── SUPPLIED RECORDS
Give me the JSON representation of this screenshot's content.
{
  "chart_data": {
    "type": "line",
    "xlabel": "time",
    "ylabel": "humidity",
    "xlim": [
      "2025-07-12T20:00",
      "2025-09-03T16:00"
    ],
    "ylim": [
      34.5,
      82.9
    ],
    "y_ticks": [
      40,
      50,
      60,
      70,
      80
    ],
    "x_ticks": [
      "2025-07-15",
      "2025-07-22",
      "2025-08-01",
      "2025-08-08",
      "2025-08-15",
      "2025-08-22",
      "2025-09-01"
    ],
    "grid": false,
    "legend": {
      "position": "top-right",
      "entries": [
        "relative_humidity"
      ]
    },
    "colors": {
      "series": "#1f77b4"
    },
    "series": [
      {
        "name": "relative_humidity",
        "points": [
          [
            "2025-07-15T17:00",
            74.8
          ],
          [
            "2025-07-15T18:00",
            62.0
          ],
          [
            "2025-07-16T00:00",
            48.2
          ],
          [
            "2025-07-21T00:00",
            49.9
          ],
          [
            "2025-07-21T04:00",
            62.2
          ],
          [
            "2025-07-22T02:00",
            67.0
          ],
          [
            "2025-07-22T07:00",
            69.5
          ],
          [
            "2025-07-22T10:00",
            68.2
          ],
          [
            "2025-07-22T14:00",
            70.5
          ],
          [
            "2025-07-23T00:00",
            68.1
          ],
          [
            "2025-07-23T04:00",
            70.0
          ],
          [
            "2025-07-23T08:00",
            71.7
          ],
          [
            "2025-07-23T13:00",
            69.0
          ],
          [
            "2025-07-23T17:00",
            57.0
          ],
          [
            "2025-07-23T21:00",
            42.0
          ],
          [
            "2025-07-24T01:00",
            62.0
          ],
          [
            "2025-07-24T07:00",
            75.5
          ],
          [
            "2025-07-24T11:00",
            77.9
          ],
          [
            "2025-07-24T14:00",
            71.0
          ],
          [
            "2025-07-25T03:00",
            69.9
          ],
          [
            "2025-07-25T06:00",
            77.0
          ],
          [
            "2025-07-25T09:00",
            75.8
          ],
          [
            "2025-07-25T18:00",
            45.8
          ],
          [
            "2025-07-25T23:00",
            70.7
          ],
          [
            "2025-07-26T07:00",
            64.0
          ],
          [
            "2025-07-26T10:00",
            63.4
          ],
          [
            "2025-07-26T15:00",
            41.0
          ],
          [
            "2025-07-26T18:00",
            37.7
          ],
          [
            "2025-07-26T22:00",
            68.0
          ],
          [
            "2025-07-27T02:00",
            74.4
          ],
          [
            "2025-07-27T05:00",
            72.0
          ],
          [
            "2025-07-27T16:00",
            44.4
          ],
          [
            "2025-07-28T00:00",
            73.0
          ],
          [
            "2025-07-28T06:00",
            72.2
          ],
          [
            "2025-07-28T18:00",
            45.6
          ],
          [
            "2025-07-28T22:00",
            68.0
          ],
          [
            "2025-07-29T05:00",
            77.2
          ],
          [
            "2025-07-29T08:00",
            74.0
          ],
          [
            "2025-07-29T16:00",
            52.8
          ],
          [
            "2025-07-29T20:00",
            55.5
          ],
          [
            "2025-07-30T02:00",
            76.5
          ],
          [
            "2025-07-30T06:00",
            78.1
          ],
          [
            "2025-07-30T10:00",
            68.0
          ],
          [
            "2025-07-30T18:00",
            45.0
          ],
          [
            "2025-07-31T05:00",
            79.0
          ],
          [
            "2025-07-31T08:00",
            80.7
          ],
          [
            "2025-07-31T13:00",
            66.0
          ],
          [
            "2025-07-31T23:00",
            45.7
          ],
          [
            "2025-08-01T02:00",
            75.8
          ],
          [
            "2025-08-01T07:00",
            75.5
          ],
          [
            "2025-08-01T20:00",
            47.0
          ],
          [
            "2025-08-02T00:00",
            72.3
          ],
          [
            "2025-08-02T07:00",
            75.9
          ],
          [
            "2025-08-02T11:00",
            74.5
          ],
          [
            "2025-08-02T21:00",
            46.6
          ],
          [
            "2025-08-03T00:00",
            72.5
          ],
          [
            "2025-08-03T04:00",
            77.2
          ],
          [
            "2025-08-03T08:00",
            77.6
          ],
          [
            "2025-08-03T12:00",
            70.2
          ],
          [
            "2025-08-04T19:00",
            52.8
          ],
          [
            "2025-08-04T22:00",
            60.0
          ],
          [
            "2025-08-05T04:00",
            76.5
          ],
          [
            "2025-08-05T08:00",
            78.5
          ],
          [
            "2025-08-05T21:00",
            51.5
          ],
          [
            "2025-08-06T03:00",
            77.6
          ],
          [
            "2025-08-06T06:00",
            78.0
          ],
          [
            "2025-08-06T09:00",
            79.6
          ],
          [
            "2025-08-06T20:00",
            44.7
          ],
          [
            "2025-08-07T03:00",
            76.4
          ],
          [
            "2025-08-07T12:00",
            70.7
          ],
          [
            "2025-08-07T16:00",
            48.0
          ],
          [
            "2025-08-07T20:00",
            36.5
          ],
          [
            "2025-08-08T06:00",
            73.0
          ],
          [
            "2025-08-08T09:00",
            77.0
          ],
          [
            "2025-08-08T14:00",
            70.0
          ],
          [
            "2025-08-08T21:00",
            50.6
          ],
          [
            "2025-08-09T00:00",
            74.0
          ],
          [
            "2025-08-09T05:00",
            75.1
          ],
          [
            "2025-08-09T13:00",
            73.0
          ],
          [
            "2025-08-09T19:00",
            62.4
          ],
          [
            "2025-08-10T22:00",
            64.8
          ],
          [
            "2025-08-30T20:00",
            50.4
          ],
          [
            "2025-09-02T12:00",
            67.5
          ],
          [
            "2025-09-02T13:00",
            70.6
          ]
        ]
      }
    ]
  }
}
────
── SUPPLIED RECORDS
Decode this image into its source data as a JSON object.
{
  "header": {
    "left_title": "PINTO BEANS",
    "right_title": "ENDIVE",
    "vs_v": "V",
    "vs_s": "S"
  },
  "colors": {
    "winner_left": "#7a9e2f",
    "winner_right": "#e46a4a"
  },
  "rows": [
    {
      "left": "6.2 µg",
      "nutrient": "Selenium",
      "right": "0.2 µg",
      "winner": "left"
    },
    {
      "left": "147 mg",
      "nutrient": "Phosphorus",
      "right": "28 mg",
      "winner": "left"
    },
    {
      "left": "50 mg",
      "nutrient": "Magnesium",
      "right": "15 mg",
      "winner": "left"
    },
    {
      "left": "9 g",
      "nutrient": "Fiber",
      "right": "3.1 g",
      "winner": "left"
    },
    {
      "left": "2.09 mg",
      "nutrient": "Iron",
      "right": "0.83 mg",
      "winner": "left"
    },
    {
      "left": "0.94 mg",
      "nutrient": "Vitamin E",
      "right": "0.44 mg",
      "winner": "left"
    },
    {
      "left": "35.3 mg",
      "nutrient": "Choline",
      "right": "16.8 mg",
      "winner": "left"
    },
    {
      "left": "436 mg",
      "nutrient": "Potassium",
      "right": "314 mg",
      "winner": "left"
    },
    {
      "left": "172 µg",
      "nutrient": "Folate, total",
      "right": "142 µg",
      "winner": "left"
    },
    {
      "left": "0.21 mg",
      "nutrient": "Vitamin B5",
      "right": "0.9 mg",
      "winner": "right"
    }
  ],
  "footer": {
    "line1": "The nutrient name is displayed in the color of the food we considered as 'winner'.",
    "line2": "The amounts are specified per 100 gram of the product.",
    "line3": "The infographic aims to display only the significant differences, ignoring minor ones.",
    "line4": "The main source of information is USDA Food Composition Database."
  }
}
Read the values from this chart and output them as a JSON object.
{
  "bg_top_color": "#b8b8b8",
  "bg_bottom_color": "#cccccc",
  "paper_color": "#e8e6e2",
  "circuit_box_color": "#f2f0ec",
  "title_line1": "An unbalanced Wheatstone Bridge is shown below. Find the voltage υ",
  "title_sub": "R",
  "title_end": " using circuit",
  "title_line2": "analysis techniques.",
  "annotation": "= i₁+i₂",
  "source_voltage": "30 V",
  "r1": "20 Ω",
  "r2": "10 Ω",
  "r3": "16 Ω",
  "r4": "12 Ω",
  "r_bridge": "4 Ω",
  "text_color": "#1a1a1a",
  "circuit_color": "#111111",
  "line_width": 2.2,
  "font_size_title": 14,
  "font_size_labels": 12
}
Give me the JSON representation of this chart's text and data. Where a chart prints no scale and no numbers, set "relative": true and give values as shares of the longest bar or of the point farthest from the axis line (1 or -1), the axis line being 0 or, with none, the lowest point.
────
This exercise asks for the lines from the line with "Read the values" to the line with "Give me the JSON representation of this chart's", both lines included, set down exactly and with nothing else.

[RESULT BELOW]
Read the values from this chart and output them as a JSON object.
{
  "bg_top_color": "#b8b8b8",
  "bg_bottom_color": "#cccccc",
  "paper_color": "#e8e6e2",
  "circuit_box_color": "#f2f0ec",
  "title_line1": "An unbalanced Wheatstone Bridge is shown below. Find the voltage υ",
  "title_sub": "R",
  "title_end": " using circuit",
  "title_line2": "analysis techniques.",
  "annotation": "= i₁+i₂",
  "source_voltage": "30 V",
  "r1": "20 Ω",
  "r2": "10 Ω",
  "r3": "16 Ω",
  "r4": "12 Ω",
  "r_bridge": "4 Ω",
  "text_color": "#1a1a1a",
  "circuit_color": "#111111",
  "line_width": 2.2,
  "font_size_title": 14,
  "font_size_labels": 12
}
Give me the JSON representation of this chart's text and data. Where a chart prints no scale and no numbers, set "relative": true and give values as shares of the longest bar or of the point farthest from the axis line (1 or -1), the axis line being 0 or, with none, the lowest point.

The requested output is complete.